**Document segment**.

====================

Friday, December 10, 2004
Greely and his colleagues did not conclude that such experiments should never be done. Indeed, he and many other philosophers have been wrestling with the question of why so many people believe it is wrong to breach the species barrier.
Does the repugnance reflect an understanding of an important natural law? Or is it just another cultural bias, like the once widespread rejection of interracial marriage?
This is not, of course, a new idea. H.G. Wells wrote "The Island of Dr. Moreau" in 1896, after all, and I just read something similar by Robin Cook called "Chromosome 6" a few years ago. In the Robin Cook book, scientists developed apes with genetically identical organs to wealthy humans. The problem was, the apes (kept on an island) became smarter than normal apes, developed fire and stone tools and when, just when, do human laws kick in for animals who are part human?
For the record, I don't believe the human species ever had a "widespread repugnance" of interracial marriage and if scientists have lost the ability to feel revulsion when considering growing human fetuses inside animals then perhaps they should stop gazing at their own navels and spend a little time holding babies or, better yet, mothers' hands in pediatrics ICU.

====================

**Data provided**.
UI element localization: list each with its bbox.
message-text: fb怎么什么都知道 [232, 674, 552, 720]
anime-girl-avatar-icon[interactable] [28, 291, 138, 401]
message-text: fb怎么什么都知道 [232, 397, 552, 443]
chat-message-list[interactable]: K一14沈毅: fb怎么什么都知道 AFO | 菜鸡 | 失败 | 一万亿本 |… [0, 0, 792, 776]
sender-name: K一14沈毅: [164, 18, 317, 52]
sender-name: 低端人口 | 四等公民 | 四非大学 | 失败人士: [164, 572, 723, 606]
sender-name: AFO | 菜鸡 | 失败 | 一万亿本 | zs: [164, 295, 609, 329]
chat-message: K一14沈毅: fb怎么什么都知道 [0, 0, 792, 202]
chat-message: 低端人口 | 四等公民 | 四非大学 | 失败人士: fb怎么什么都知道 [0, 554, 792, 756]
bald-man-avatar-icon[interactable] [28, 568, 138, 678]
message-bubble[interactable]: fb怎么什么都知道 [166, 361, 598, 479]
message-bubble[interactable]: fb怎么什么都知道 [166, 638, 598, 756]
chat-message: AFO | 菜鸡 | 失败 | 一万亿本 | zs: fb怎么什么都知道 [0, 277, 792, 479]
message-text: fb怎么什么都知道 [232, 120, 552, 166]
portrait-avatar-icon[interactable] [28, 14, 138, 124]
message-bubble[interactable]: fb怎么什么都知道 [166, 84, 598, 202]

====================

**Directions**. Continue the blog post on experiments that cross the species barrier, starting after its final sentence.

**Result of this task**.
The most radical experiment, still not conducted, would be to inject human stem cells into an animal embryo and then transfer that chimeric embryo into an animal's womb. Scientists suspect the proliferating human cells would spread throughout the animal embryo as it matured into a fetus and integrate themselves into every organ.
Such "humanized" animals could have countless uses. They would almost certainly provide better ways to test a new drug's efficacy and toxicity, for example, than the ordinary mice typically used today.
But few scientists are eager to do that experiment. The risk, they say, is that some human cells will find their way to the developing testes or ovaries, where they might grow into human sperm and eggs. If two such chimeras — say, mice — were to mate, a human embryo might form, trapped in a mouse.
Not everyone agrees that this would be a terrible result.
"What would be so dreadful?" asked Ann McLaren, a renowned developmental biologist at the University of Cambridge in England. After all, she said, no human embryo could develop successfully in a mouse womb. It would simply die, she told the academy. No harm done.
No harm done. Here, I think we would have an ally in PETA (People for the Ethical Treatment of Animals). Even if PETA doesn't care about the human baby dying, perhaps they would raise a ruckus about the mice.